EXERCISE PROMPT: Return the number of lines holding "screenshot", with nothing added.

RECORD LIST:

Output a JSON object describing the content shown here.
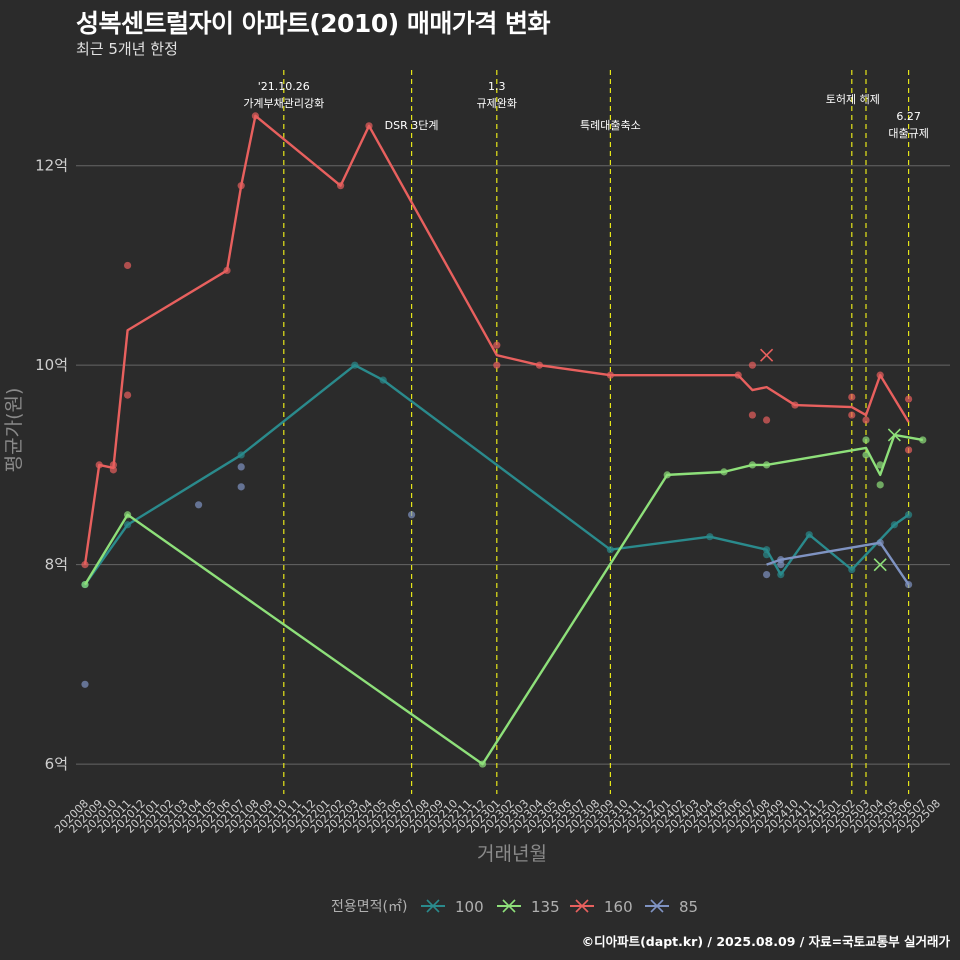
{
  "header": {
    "title": "성복센트럴자이 아파트(2010) 매매가격 변화",
    "subtitle": "최근 5개년 한정",
    "caption": "©디아파트(dapt.kr) / 2025.08.09 / 자료=국토교통부 실거래가"
  },
  "chart_data": {
    "type": "line",
    "xlabel": "거래년월",
    "ylabel": "평균가(원)",
    "ylim": [
      5.7,
      13.0
    ],
    "yticks": [
      {
        "v": 6,
        "label": "6억"
      },
      {
        "v": 8,
        "label": "8억"
      },
      {
        "v": 10,
        "label": "10억"
      },
      {
        "v": 12,
        "label": "12억"
      }
    ],
    "categories": [
      "202008",
      "202009",
      "202010",
      "202011",
      "202012",
      "202101",
      "202102",
      "202103",
      "202104",
      "202105",
      "202106",
      "202107",
      "202108",
      "202109",
      "202110",
      "202111",
      "202112",
      "202201",
      "202202",
      "202203",
      "202204",
      "202205",
      "202206",
      "202207",
      "202208",
      "202209",
      "202210",
      "202211",
      "202212",
      "202301",
      "202302",
      "202303",
      "202304",
      "202305",
      "202306",
      "202307",
      "202308",
      "202309",
      "202310",
      "202311",
      "202312",
      "202401",
      "202402",
      "202403",
      "202404",
      "202405",
      "202406",
      "202407",
      "202408",
      "202409",
      "202410",
      "202411",
      "202412",
      "202501",
      "202502",
      "202503",
      "202504",
      "202505",
      "202506",
      "202507",
      "202508"
    ],
    "legend_title": "전용면적(㎡)",
    "series": [
      {
        "name": "100",
        "color": "#2a8a8c",
        "line": [
          [
            "202008",
            7.8
          ],
          [
            "202011",
            8.4
          ],
          [
            "202107",
            9.1
          ],
          [
            "202203",
            10.0
          ],
          [
            "202205",
            9.85
          ],
          [
            "202309",
            8.15
          ],
          [
            "202404",
            8.28
          ],
          [
            "202408",
            8.15
          ],
          [
            "202409",
            7.9
          ],
          [
            "202411",
            8.3
          ],
          [
            "202502",
            7.95
          ],
          [
            "202505",
            8.4
          ],
          [
            "202506",
            8.5
          ]
        ],
        "points": [
          [
            "202008",
            7.8
          ],
          [
            "202011",
            8.4
          ],
          [
            "202107",
            9.1
          ],
          [
            "202203",
            10.0
          ],
          [
            "202205",
            9.85
          ],
          [
            "202309",
            8.15
          ],
          [
            "202404",
            8.28
          ],
          [
            "202408",
            8.15
          ],
          [
            "202408",
            8.1
          ],
          [
            "202409",
            7.9
          ],
          [
            "202411",
            8.3
          ],
          [
            "202502",
            7.95
          ],
          [
            "202505",
            8.4
          ],
          [
            "202506",
            8.5
          ]
        ],
        "cross": []
      },
      {
        "name": "135",
        "color": "#8ee07a",
        "line": [
          [
            "202008",
            7.8
          ],
          [
            "202011",
            8.5
          ],
          [
            "202212",
            6.0
          ],
          [
            "202401",
            8.9
          ],
          [
            "202405",
            8.93
          ],
          [
            "202407",
            9.0
          ],
          [
            "202408",
            9.0
          ],
          [
            "202503",
            9.17
          ],
          [
            "202504",
            8.9
          ],
          [
            "202505",
            9.3
          ],
          [
            "202507",
            9.25
          ]
        ],
        "points": [
          [
            "202008",
            7.8
          ],
          [
            "202011",
            8.5
          ],
          [
            "202212",
            6.0
          ],
          [
            "202401",
            8.9
          ],
          [
            "202405",
            8.93
          ],
          [
            "202407",
            9.0
          ],
          [
            "202408",
            9.0
          ],
          [
            "202503",
            9.25
          ],
          [
            "202503",
            9.1
          ],
          [
            "202504",
            9.0
          ],
          [
            "202504",
            8.8
          ],
          [
            "202507",
            9.25
          ]
        ],
        "cross": [
          [
            "202505",
            9.3
          ],
          [
            "202504",
            8.0
          ]
        ]
      },
      {
        "name": "160",
        "color": "#e8605e",
        "line": [
          [
            "202008",
            8.0
          ],
          [
            "202009",
            9.0
          ],
          [
            "202010",
            8.97
          ],
          [
            "202011",
            10.35
          ],
          [
            "202106",
            10.95
          ],
          [
            "202107",
            11.8
          ],
          [
            "202108",
            12.5
          ],
          [
            "202202",
            11.8
          ],
          [
            "202204",
            12.4
          ],
          [
            "202301",
            10.1
          ],
          [
            "202304",
            10.0
          ],
          [
            "202309",
            9.9
          ],
          [
            "202406",
            9.9
          ],
          [
            "202407",
            9.75
          ],
          [
            "202408",
            9.78
          ],
          [
            "202410",
            9.6
          ],
          [
            "202502",
            9.58
          ],
          [
            "202503",
            9.5
          ],
          [
            "202504",
            9.9
          ],
          [
            "202506",
            9.43
          ]
        ],
        "points": [
          [
            "202008",
            8.0
          ],
          [
            "202009",
            9.0
          ],
          [
            "202010",
            8.95
          ],
          [
            "202010",
            9.0
          ],
          [
            "202011",
            11.0
          ],
          [
            "202011",
            9.7
          ],
          [
            "202106",
            10.95
          ],
          [
            "202107",
            11.8
          ],
          [
            "202108",
            12.5
          ],
          [
            "202202",
            11.8
          ],
          [
            "202204",
            12.4
          ],
          [
            "202301",
            10.2
          ],
          [
            "202301",
            10.0
          ],
          [
            "202304",
            10.0
          ],
          [
            "202309",
            9.9
          ],
          [
            "202406",
            9.9
          ],
          [
            "202407",
            10.0
          ],
          [
            "202407",
            9.5
          ],
          [
            "202408",
            9.45
          ],
          [
            "202410",
            9.6
          ],
          [
            "202502",
            9.68
          ],
          [
            "202502",
            9.5
          ],
          [
            "202503",
            9.45
          ],
          [
            "202504",
            9.9
          ],
          [
            "202506",
            9.66
          ],
          [
            "202506",
            9.15
          ]
        ],
        "cross": [
          [
            "202408",
            10.1
          ]
        ]
      },
      {
        "name": "85",
        "color": "#7f93c2",
        "line": [
          [
            "202408",
            8.0
          ],
          [
            "202409",
            8.05
          ],
          [
            "202504",
            8.22
          ],
          [
            "202506",
            7.8
          ]
        ],
        "points": [
          [
            "202008",
            6.8
          ],
          [
            "202104",
            8.6
          ],
          [
            "202107",
            8.98
          ],
          [
            "202107",
            8.78
          ],
          [
            "202207",
            8.5
          ],
          [
            "202408",
            7.9
          ],
          [
            "202409",
            8.05
          ],
          [
            "202409",
            8.0
          ],
          [
            "202504",
            8.22
          ],
          [
            "202506",
            7.8
          ]
        ],
        "cross": []
      }
    ],
    "annotations": [
      {
        "x": "202110",
        "lines": [
          "'21.10.26",
          "가계부채관리강화"
        ]
      },
      {
        "x": "202207",
        "lines": [
          "DSR 3단계"
        ]
      },
      {
        "x": "202301",
        "lines": [
          "1.3",
          "규제완화"
        ]
      },
      {
        "x": "202309",
        "lines": [
          "특례대출축소"
        ]
      },
      {
        "x": "202502",
        "lines": [
          "토허제 해제"
        ]
      },
      {
        "x": "202503",
        "lines": []
      },
      {
        "x": "202506",
        "lines": [
          "6.27",
          "대출규제"
        ]
      }
    ]
  }
}
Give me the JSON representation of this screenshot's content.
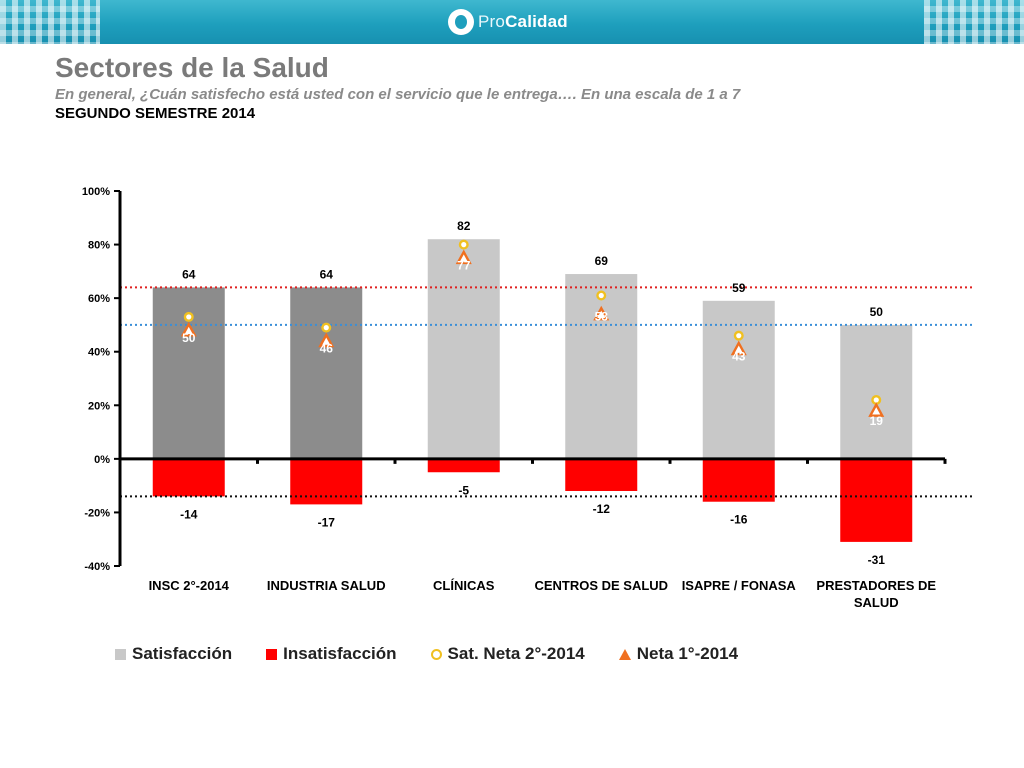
{
  "header": {
    "logo_text_a": "Pro",
    "logo_text_b": "Calidad"
  },
  "title": "Sectores de la Salud",
  "subtitle": "En general, ¿Cuán satisfecho está usted con el servicio que le entrega….  En una escala de 1 a 7",
  "period": "SEGUNDO SEMESTRE 2014",
  "colors": {
    "sat_dark": "#8c8c8c",
    "sat_light": "#c8c8c8",
    "insat": "#ff0000",
    "neta2": "#f0c020",
    "neta1": "#f07020",
    "ref_red": "#e02020",
    "ref_blue": "#3a8fd8",
    "ref_black": "#111111"
  },
  "chart_data": {
    "type": "bar",
    "categories": [
      "INSC 2°-2014",
      "INDUSTRIA SALUD",
      "CLÍNICAS",
      "CENTROS DE SALUD",
      "ISAPRE / FONASA",
      "PRESTADORES DE SALUD"
    ],
    "ylim": [
      -40,
      100
    ],
    "yticks": [
      -40,
      -20,
      0,
      20,
      40,
      60,
      80,
      100
    ],
    "ytick_labels": [
      "-40%",
      "-20%",
      "0%",
      "20%",
      "40%",
      "60%",
      "80%",
      "100%"
    ],
    "series": [
      {
        "name": "Satisfacción",
        "values": [
          64,
          64,
          82,
          69,
          59,
          50
        ]
      },
      {
        "name": "Insatisfacción",
        "values": [
          -14,
          -17,
          -5,
          -12,
          -16,
          -31
        ]
      },
      {
        "name": "Sat. Neta 2°-2014",
        "values": [
          50,
          46,
          77,
          58,
          43,
          19
        ]
      },
      {
        "name": "Neta 1°-2014",
        "values": [
          48,
          44,
          75,
          54,
          41,
          18
        ]
      }
    ],
    "sat_label_values": [
      "64",
      "64",
      "82",
      "69",
      "59",
      "50"
    ],
    "insat_label_values": [
      "-14",
      "-17",
      "-5",
      "-12",
      "-16",
      "-31"
    ],
    "neta_label_values": [
      "50",
      "46",
      "77",
      "58",
      "43",
      "19"
    ],
    "reference_lines": [
      {
        "name": "insc-satisfaction",
        "value": 64,
        "color": "#e02020"
      },
      {
        "name": "insc-net",
        "value": 50,
        "color": "#3a8fd8"
      },
      {
        "name": "insc-dissatisfaction",
        "value": -14,
        "color": "#111111"
      }
    ]
  },
  "legend": {
    "sat": "Satisfacción",
    "insat": "Insatisfacción",
    "neta2": "Sat. Neta 2°-2014",
    "neta1": "Neta 1°-2014"
  }
}
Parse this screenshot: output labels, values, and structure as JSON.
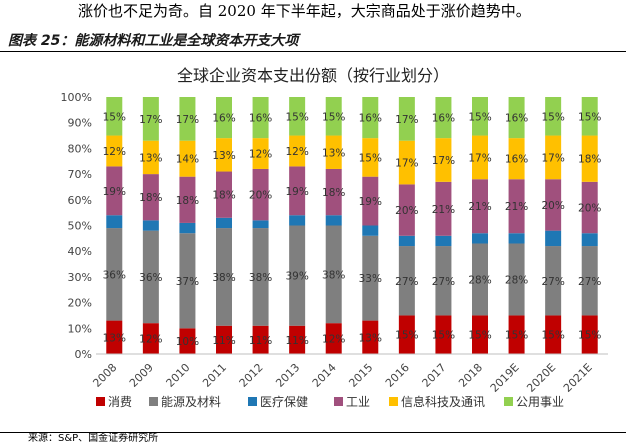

RESPONSE TO THIS TASK: 2